**Goal**. In the listing below, how many lines contain the word "Volume"? Please respond with the number only.

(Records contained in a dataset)
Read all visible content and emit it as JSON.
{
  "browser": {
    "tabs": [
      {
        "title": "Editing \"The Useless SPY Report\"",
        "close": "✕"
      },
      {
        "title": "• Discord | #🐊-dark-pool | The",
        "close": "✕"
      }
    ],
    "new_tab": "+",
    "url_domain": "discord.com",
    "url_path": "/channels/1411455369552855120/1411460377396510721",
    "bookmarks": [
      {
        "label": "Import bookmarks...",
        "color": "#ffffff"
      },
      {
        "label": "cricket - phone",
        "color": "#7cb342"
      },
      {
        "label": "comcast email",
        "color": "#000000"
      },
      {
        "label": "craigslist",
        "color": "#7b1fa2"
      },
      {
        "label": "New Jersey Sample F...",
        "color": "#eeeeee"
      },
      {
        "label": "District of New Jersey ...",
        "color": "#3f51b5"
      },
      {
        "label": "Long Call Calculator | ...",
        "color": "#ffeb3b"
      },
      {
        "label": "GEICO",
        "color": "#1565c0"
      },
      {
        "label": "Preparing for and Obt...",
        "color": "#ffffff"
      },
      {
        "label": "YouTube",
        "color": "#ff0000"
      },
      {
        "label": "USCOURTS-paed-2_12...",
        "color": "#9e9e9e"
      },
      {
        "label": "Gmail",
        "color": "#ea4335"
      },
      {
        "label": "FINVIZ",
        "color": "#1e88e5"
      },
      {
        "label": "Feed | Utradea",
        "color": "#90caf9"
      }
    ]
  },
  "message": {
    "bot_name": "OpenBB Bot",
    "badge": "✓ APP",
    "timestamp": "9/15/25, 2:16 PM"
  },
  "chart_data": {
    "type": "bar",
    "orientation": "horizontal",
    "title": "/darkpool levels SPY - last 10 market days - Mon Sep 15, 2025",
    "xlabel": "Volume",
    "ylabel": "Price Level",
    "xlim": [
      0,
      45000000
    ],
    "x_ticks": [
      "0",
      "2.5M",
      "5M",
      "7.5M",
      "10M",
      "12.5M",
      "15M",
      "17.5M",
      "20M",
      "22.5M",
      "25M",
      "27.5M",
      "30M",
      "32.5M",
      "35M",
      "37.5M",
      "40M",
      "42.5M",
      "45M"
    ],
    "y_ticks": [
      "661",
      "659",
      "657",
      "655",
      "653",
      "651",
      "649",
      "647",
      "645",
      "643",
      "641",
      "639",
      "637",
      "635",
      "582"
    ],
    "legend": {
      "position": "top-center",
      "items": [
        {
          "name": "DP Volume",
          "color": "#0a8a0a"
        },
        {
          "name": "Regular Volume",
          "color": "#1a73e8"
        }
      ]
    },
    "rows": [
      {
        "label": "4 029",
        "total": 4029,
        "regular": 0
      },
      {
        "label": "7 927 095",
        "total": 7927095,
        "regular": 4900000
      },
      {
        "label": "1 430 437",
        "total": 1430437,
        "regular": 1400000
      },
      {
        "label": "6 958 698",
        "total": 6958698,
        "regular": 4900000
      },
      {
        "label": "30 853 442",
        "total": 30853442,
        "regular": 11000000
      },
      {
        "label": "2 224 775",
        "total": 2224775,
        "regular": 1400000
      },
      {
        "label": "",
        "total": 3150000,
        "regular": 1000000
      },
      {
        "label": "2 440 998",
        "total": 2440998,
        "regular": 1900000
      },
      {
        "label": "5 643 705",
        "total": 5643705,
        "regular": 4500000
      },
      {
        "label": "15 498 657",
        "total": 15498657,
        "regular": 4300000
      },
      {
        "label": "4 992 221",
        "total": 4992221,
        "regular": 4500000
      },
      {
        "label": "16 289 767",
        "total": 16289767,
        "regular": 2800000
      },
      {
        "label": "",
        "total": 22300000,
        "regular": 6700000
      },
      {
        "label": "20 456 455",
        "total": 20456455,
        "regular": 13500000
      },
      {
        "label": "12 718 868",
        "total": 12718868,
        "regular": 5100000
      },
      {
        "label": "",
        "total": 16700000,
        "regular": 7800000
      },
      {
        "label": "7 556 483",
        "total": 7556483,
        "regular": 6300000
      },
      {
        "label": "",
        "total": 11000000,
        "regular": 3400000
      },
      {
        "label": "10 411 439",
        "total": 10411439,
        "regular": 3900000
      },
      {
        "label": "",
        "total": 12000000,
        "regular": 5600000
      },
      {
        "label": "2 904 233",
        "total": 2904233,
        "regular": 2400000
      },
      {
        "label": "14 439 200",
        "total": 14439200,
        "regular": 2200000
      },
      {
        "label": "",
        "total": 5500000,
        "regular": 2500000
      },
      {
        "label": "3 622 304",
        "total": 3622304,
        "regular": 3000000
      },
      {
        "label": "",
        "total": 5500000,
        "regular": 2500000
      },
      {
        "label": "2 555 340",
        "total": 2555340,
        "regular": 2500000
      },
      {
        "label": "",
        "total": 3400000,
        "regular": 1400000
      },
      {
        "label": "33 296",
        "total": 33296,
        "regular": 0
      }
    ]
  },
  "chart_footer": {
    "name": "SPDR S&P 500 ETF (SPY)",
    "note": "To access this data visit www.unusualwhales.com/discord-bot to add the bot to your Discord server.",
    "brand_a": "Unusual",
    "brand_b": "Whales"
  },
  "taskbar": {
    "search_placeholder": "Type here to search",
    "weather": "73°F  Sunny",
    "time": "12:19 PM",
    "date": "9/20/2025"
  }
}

**The answer**. 3